**CHALLENGE**
Take every line where the string "プライバシーポリシー" appears and copy it.
— START OF INPUT RECORDS —
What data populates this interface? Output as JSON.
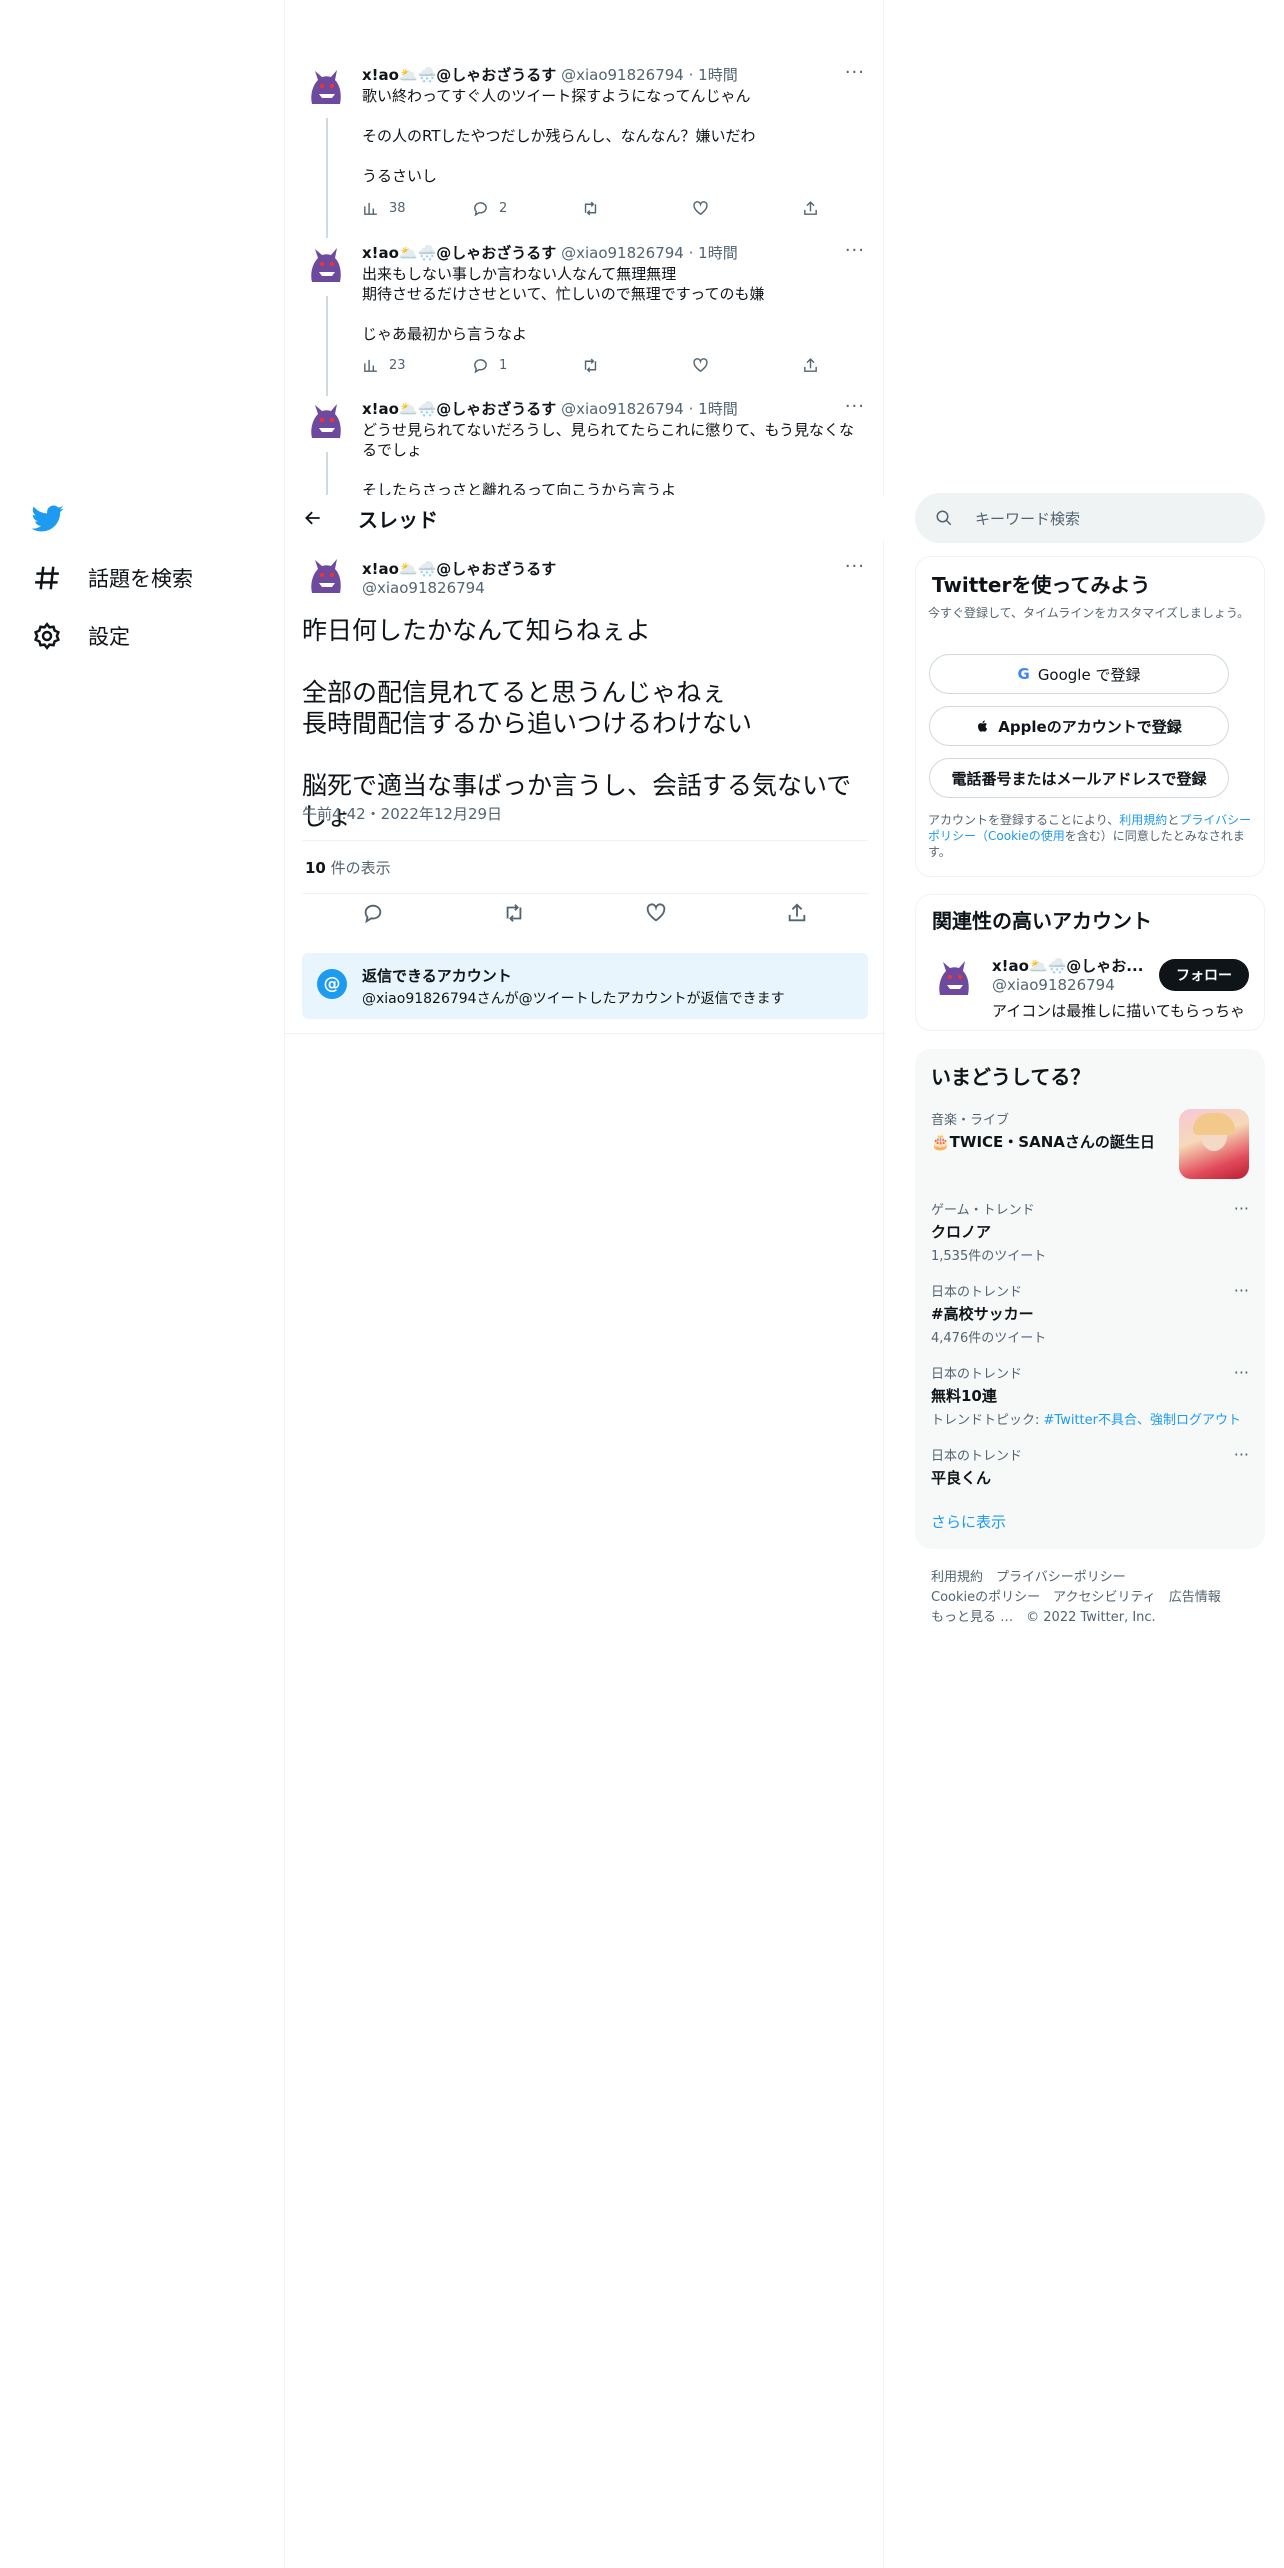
{
  "nav": {
    "items": [
      {
        "label": "話題を検索",
        "icon": "hashtag-icon"
      },
      {
        "label": "設定",
        "icon": "gear-icon"
      }
    ]
  },
  "thread_replies": [
    {
      "name": "x!ao🌥️🌨️@しゃおざうるす",
      "handle": "@xiao91826794",
      "time": "· 1時間",
      "text": "歌い終わってすぐ人のツイート探すようになってんじゃん\n\nその人のRTしたやつだしか残らんし、なんなん？嫌いだわ\n\nうるさいし",
      "views": "38",
      "replies": "2"
    },
    {
      "name": "x!ao🌥️🌨️@しゃおざうるす",
      "handle": "@xiao91826794",
      "time": "· 1時間",
      "text": "出来もしない事しか言わない人なんて無理無理\n期待させるだけさせといて、忙しいので無理ですってのも嫌\n\nじゃあ最初から言うなよ",
      "views": "23",
      "replies": "1"
    },
    {
      "name": "x!ao🌥️🌨️@しゃおざうるす",
      "handle": "@xiao91826794",
      "time": "· 1時間",
      "text": "どうせ見られてないだろうし、見られてたらこれに懲りて、もう見なくなるでしょ\n\nそしたらさっさと離れるって向こうから言うよ"
    }
  ],
  "thread_header": {
    "title": "スレッド"
  },
  "main_tweet": {
    "name": "x!ao🌥️🌨️@しゃおざうるす",
    "handle": "@xiao91826794",
    "text": "昨日何したかなんて知らねぇよ\n\n全部の配信見れてると思うんじゃねぇ\n長時間配信するから追いつけるわけない\n\n脳死で適当な事ばっか言うし、会話する気ないでしょ",
    "timestamp": "午前4:42・2022年12月29日",
    "view_count": "10",
    "view_label": " 件の表示"
  },
  "reply_restriction": {
    "icon": "at-icon",
    "title": "返信できるアカウント",
    "text": "@xiao91826794さんが@ツイートしたアカウントが返信できます"
  },
  "sidebar": {
    "search_placeholder": "キーワード検索",
    "signup": {
      "title": "Twitterを使ってみよう",
      "subtitle": "今すぐ登録して、タイムラインをカスタマイズしましょう。",
      "google": "Google で登録",
      "apple": "Appleのアカウントで登録",
      "phone": "電話番号またはメールアドレスで登録",
      "legal_1": "アカウントを登録することにより、",
      "legal_terms": "利用規約",
      "legal_2": "と",
      "legal_privacy": "プライバシーポリシー（Cookieの使用",
      "legal_3": "を含む）に同意したとみなされます。"
    },
    "related": {
      "title": "関連性の高いアカウント",
      "name": "x!ao🌥️🌨️@しゃお...",
      "handle": "@xiao91826794",
      "bio": "アイコンは最推しに描いてもらっちゃ",
      "follow": "フォロー"
    },
    "trends": {
      "title": "いまどうしてる？",
      "featured": {
        "category": "音楽・ライブ",
        "title": "🎂TWICE・SANAさんの誕生日"
      },
      "items": [
        {
          "category": "ゲーム・トレンド",
          "title": "クロノア",
          "sub": "1,535件のツイート"
        },
        {
          "category": "日本のトレンド",
          "title": "#高校サッカー",
          "sub": "4,476件のツイート"
        },
        {
          "category": "日本のトレンド",
          "title": "無料10連",
          "sub_prefix": "トレンドトピック: ",
          "sub_link": "#Twitter不具合、強制ログアウト"
        },
        {
          "category": "日本のトレンド",
          "title": "平良くん"
        }
      ],
      "more": "さらに表示"
    },
    "footer": {
      "line1": "利用規約　プライバシーポリシー",
      "line2": "Cookieのポリシー　アクセシビリティ　広告情報",
      "more": "もっと見る …",
      "copyright": "© 2022 Twitter, Inc."
    }
  },
  "colors": {
    "accent": "#1d9bf0",
    "text": "#0f1419",
    "muted": "#536471"
  }
}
— END OF INPUT RECORDS —
**TASK RESPONSE**
      "legal_privacy": "プライバシーポリシー（Cookieの使用",
      "line1": "利用規約　プライバシーポリシー",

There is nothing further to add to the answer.